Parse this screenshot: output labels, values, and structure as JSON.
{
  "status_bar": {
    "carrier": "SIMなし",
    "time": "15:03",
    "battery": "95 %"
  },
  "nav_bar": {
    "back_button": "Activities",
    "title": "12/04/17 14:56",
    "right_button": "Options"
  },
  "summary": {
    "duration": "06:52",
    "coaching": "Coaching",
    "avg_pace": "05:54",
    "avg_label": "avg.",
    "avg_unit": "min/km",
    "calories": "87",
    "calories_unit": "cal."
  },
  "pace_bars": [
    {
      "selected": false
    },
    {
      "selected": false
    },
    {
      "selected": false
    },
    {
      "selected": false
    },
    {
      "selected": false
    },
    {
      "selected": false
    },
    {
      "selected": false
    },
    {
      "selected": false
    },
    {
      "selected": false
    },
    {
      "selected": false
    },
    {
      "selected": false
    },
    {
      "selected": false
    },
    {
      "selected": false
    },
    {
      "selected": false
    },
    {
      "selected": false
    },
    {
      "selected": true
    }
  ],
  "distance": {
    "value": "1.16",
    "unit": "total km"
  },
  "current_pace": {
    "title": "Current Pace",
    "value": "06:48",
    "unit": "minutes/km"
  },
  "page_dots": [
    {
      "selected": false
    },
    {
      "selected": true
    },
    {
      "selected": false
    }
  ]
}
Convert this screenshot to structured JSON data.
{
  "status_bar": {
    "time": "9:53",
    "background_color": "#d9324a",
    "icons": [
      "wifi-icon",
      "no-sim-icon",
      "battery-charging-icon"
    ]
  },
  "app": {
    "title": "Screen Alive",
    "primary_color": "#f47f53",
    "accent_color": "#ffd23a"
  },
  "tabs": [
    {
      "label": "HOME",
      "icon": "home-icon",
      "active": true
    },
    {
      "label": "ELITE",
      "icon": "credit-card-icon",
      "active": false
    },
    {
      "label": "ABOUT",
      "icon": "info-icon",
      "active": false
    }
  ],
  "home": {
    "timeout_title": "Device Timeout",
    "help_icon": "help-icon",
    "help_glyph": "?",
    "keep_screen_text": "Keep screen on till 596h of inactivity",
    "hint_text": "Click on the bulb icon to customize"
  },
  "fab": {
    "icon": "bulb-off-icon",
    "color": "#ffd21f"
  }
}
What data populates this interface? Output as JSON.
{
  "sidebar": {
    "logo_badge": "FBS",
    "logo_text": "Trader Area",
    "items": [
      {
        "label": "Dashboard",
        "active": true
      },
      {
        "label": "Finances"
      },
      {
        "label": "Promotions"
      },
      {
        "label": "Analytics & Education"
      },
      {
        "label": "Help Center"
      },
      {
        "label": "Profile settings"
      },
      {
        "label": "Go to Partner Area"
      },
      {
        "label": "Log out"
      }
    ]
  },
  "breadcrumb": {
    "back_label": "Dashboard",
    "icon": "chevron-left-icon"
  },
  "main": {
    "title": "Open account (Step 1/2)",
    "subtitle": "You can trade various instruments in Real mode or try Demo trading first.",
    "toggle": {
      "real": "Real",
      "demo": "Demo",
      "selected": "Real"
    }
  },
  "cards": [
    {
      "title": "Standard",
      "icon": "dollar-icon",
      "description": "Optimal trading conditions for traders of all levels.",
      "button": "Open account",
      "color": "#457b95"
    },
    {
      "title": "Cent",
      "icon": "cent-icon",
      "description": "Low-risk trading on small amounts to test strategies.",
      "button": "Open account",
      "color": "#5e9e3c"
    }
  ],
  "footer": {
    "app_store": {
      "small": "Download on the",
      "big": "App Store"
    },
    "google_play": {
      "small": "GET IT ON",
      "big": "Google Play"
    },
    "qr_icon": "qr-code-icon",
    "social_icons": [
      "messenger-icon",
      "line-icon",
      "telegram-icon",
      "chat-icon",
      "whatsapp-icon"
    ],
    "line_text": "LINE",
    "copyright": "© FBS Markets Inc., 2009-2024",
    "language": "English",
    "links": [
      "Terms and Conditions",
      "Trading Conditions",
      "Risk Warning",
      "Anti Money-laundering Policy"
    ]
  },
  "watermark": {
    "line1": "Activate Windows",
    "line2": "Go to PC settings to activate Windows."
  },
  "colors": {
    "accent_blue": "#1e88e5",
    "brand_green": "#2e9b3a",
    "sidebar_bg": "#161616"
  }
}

------------------------------

* Exercise instructions
Print out every entry, keeping each one exact.

* Output
Parse this screenshot: output labels, values, and structure as JSON.
{
  "status_bar": {
    "carrier": "SIMなし",
    "time": "15:03",
    "battery": "95 %"
  },
  "nav_bar": {
    "back_button": "Activities",
    "title": "12/04/17 14:56",
    "right_button": "Options"
  },
  "summary": {
    "duration": "06:52",
    "coaching": "Coaching",
    "avg_pace": "05:54",
    "avg_label": "avg.",
    "avg_unit": "min/km",
    "calories": "87",
    "calories_unit": "cal."
  },
  "pace_bars": [
    {
      "selected": false
    },
    {
      "selected": false
    },
    {
      "selected": false
    },
    {
      "selected": false
    },
    {
      "selected": false
    },
    {
      "selected": false
    },
    {
      "selected": false
    },
    {
      "selected": false
    },
    {
      "selected": false
    },
    {
      "selected": false
    },
    {
      "selected": false
    },
    {
      "selected": false
    },
    {
      "selected": false
    },
    {
      "selected": false
    },
    {
      "selected": false
    },
    {
      "selected": true
    }
  ],
  "distance": {
    "value": "1.16",
    "unit": "total km"
  },
  "current_pace": {
    "title": "Current Pace",
    "value": "06:48",
    "unit": "minutes/km"
  },
  "page_dots": [
    {
      "selected": false
    },
    {
      "selected": true
    },
    {
      "selected": false
    }
  ]
}
Convert this screenshot to structured JSON data.
{
  "status_bar": {
    "time": "9:53",
    "background_color": "#d9324a",
    "icons": [
      "wifi-icon",
      "no-sim-icon",
      "battery-charging-icon"
    ]
  },
  "app": {
    "title": "Screen Alive",
    "primary_color": "#f47f53",
    "accent_color": "#ffd23a"
  },
  "tabs": [
    {
      "label": "HOME",
      "icon": "home-icon",
      "active": true
    },
    {
      "label": "ELITE",
      "icon": "credit-card-icon",
      "active": false
    },
    {
      "label": "ABOUT",
      "icon": "info-icon",
      "active": false
    }
  ],
  "home": {
    "timeout_title": "Device Timeout",
    "help_icon": "help-icon",
    "help_glyph": "?",
    "keep_screen_text": "Keep screen on till 596h of inactivity",
    "hint_text": "Click on the bulb icon to customize"
  },
  "fab": {
    "icon": "bulb-off-icon",
    "color": "#ffd21f"
  }
}
What data populates this interface? Output as JSON.
{
  "sidebar": {
    "logo_badge": "FBS",
    "logo_text": "Trader Area",
    "items": [
      {
        "label": "Dashboard",
        "active": true
      },
      {
        "label": "Finances"
      },
      {
        "label": "Promotions"
      },
      {
        "label": "Analytics & Education"
      },
      {
        "label": "Help Center"
      },
      {
        "label": "Profile settings"
      },
      {
        "label": "Go to Partner Area"
      },
      {
        "label": "Log out"
      }
    ]
  },
  "breadcrumb": {
    "back_label": "Dashboard",
    "icon": "chevron-left-icon"
  },
  "main": {
    "title": "Open account (Step 1/2)",
    "subtitle": "You can trade various instruments in Real mode or try Demo trading first.",
    "toggle": {
      "real": "Real",
      "demo": "Demo",
      "selected": "Real"
    }
  },
  "cards": [
    {
      "title": "Standard",
      "icon": "dollar-icon",
      "description": "Optimal trading conditions for traders of all levels.",
      "button": "Open account",
      "color": "#457b95"
    },
    {
      "title": "Cent",
      "icon": "cent-icon",
      "description": "Low-risk trading on small amounts to test strategies.",
      "button": "Open account",
      "color": "#5e9e3c"
    }
  ],
  "footer": {
    "app_store": {
      "small": "Download on the",
      "big": "App Store"
    },
    "google_play": {
      "small": "GET IT ON",
      "big": "Google Play"
    },
    "qr_icon": "qr-code-icon",
    "social_icons": [
      "messenger-icon",
      "line-icon",
      "telegram-icon",
      "chat-icon",
      "whatsapp-icon"
    ],
    "line_text": "LINE",
    "copyright": "© FBS Markets Inc., 2009-2024",
    "language": "English",
    "links": [
      "Terms and Conditions",
      "Trading Conditions",
      "Risk Warning",
      "Anti Money-laundering Policy"
    ]
  },
  "watermark": {
    "line1": "Activate Windows",
    "line2": "Go to PC settings to activate Windows."
  },
  "colors": {
    "accent_blue": "#1e88e5",
    "brand_green": "#2e9b3a",
    "sidebar_bg": "#161616"
  }
}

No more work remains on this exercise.